● AIM OF THE EXERCISE
Would you pull out every line of the material that contains the string "Class"?

● EXTRACTED DATA
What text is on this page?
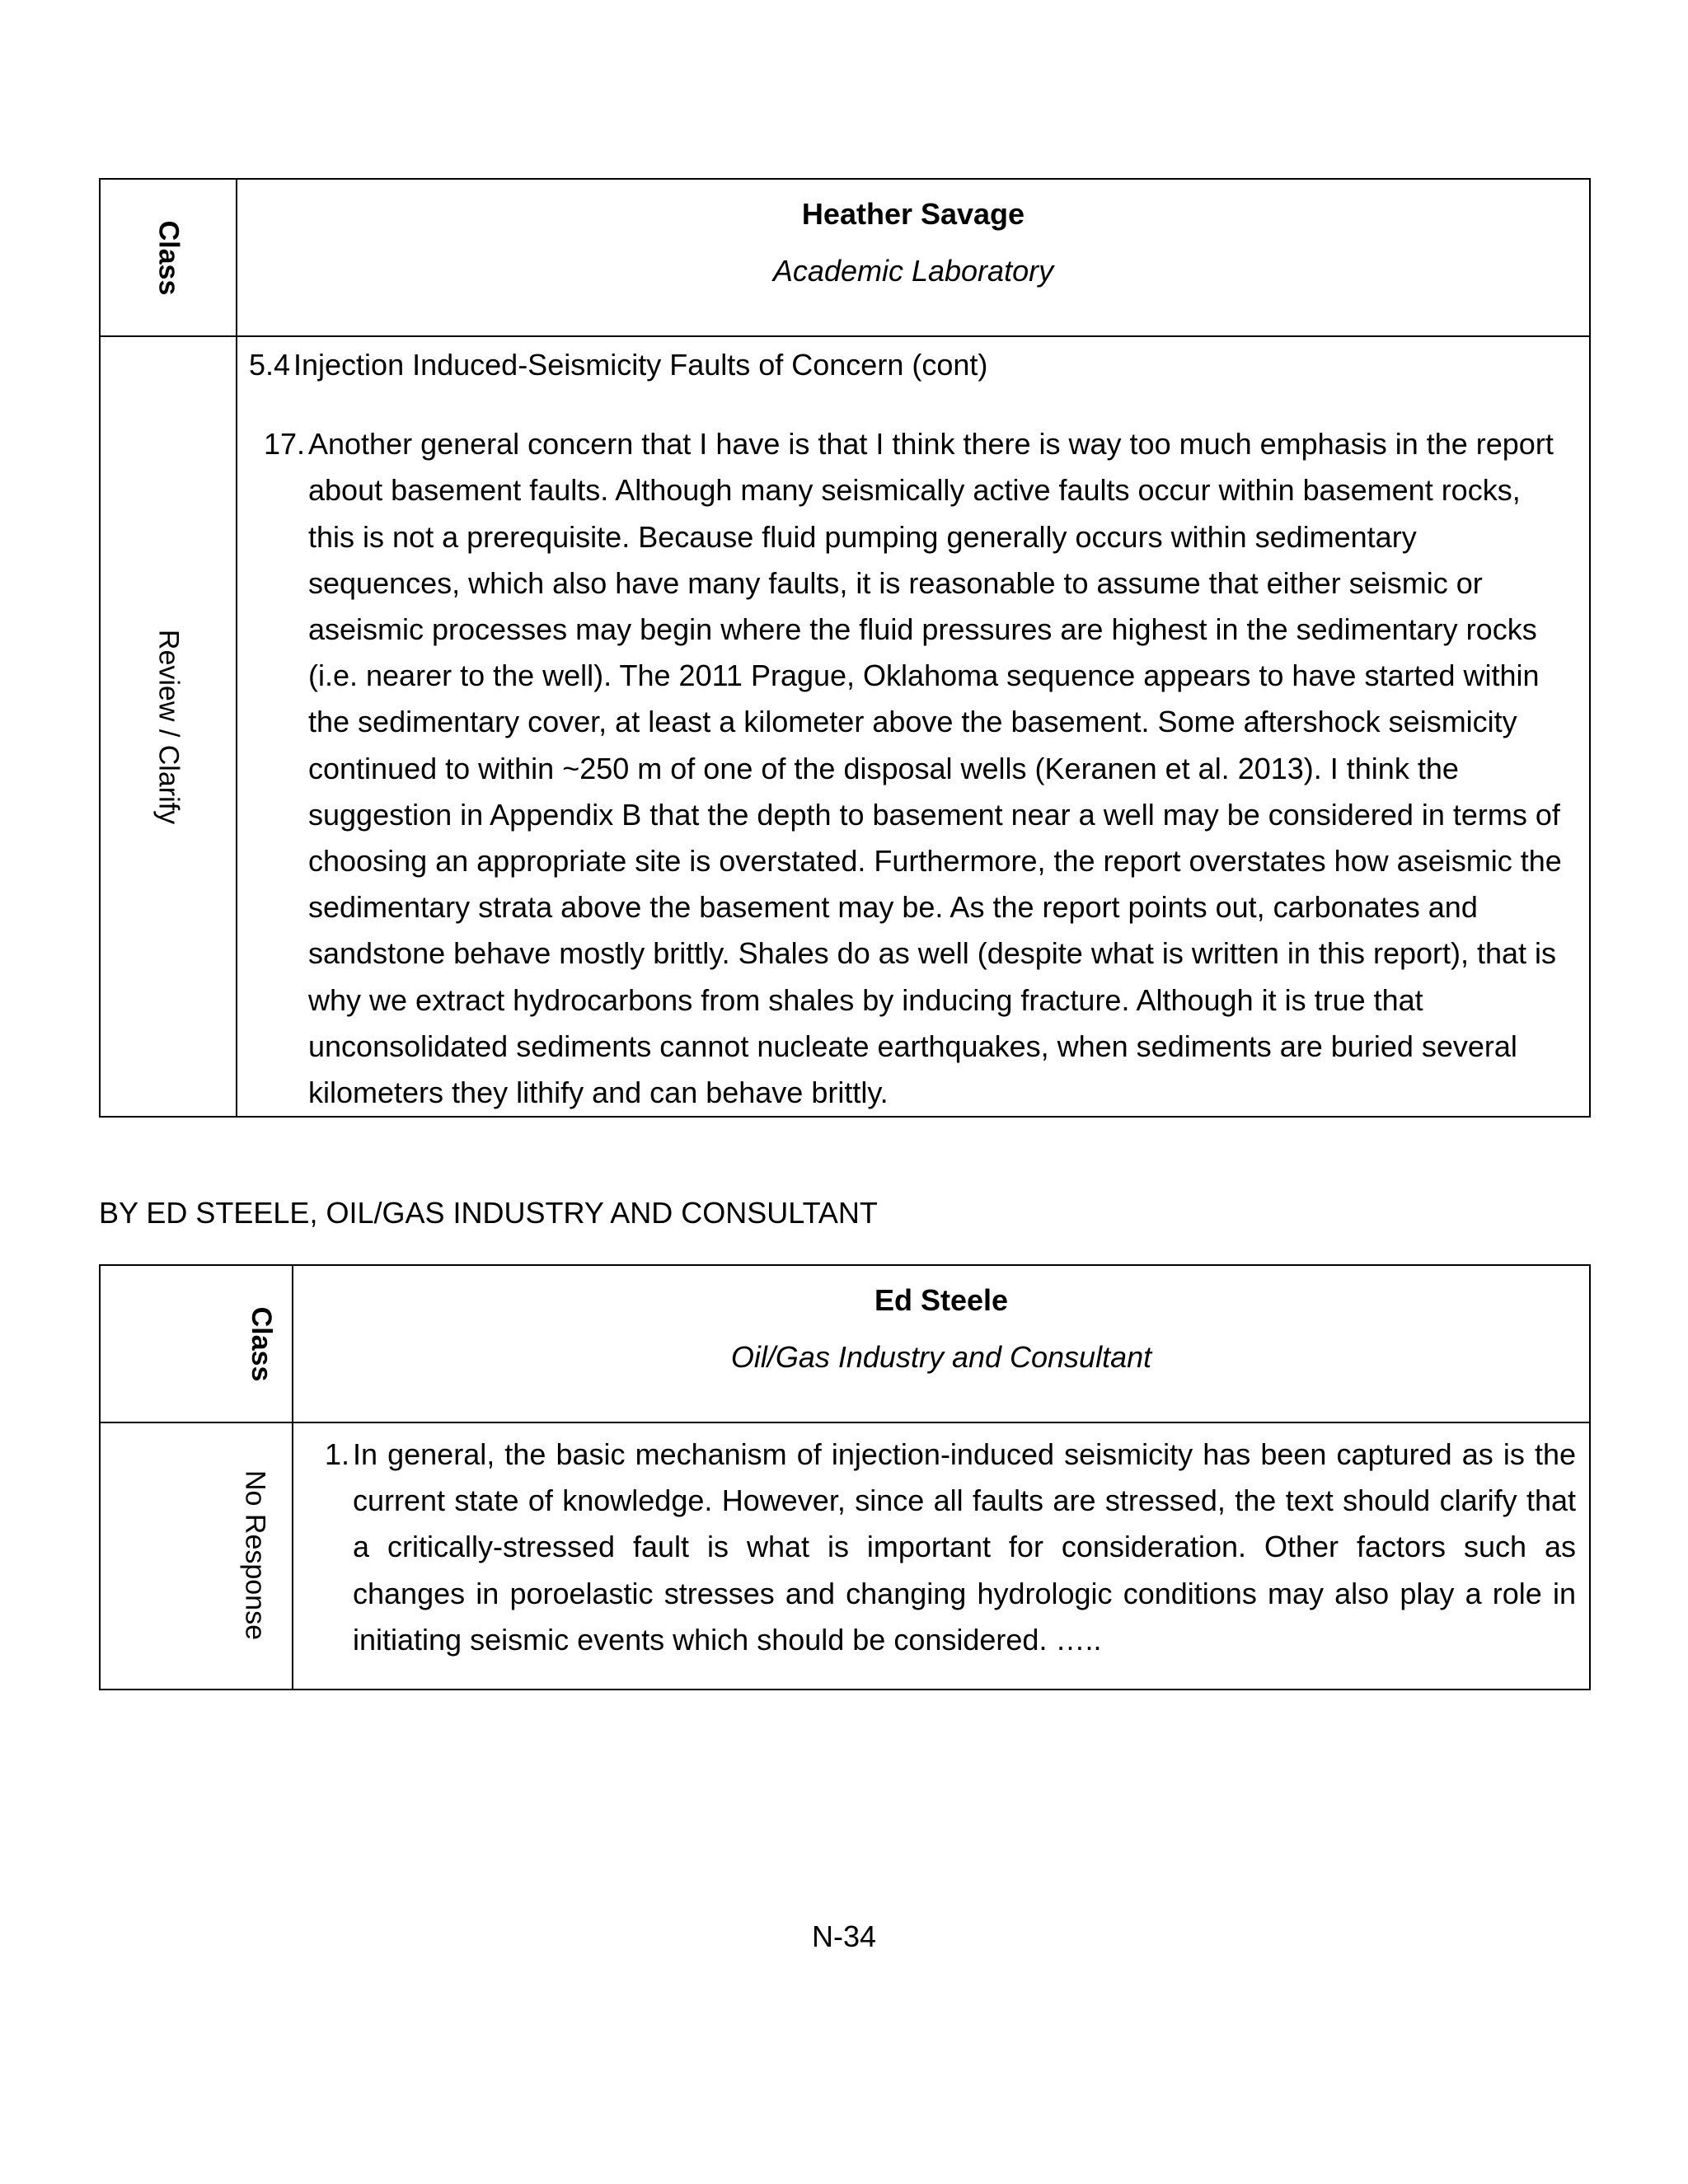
Class	Heather Savage
Academic Laboratory

Review / Clarify	5.4 Injection Induced-Seismicity Faults of Concern (cont)
17. Another general concern that I have is that I think there is way too much emphasis in the report about basement faults. Although many seismically active faults occur within basement rocks, this is not a prerequisite. Because fluid pumping generally occurs within sedimentary sequences, which also have many faults, it is reasonable to assume that either seismic or aseismic processes may begin where the fluid pressures are highest in the sedimentary rocks (i.e. nearer to the well). The 2011 Prague, Oklahoma sequence appears to have started within the sedimentary cover, at least a kilometer above the basement. Some aftershock seismicity continued to within ~250 m of one of the disposal wells (Keranen et al. 2013). I think the suggestion in Appendix B that the depth to basement near a well may be considered in terms of choosing an appropriate site is overstated. Furthermore, the report overstates how aseismic the sedimentary strata above the basement may be. As the report points out, carbonates and sandstone behave mostly brittly. Shales do as well (despite what is written in this report), that is why we extract hydrocarbons from shales by inducing fracture. Although it is true that unconsolidated sediments cannot nucleate earthquakes, when sediments are buried several kilometers they lithify and can behave brittly.
BY ED STEELE, OIL/GAS INDUSTRY AND CONSULTANT
Class	Ed Steele
Oil/Gas Industry and Consultant

No Response	1. In general, the basic mechanism of injection-induced seismicity has been captured as is the current state of knowledge. However, since all faults are stressed, the text should clarify that a critically-stressed fault is what is important for consideration. Other factors such as changes in poroelastic stresses and changing hydrologic conditions may also play a role in initiating seismic events which should be considered. …..
N-34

● RESPONSE TO THE TASK
Class	Heather Savage
Class	Ed Steele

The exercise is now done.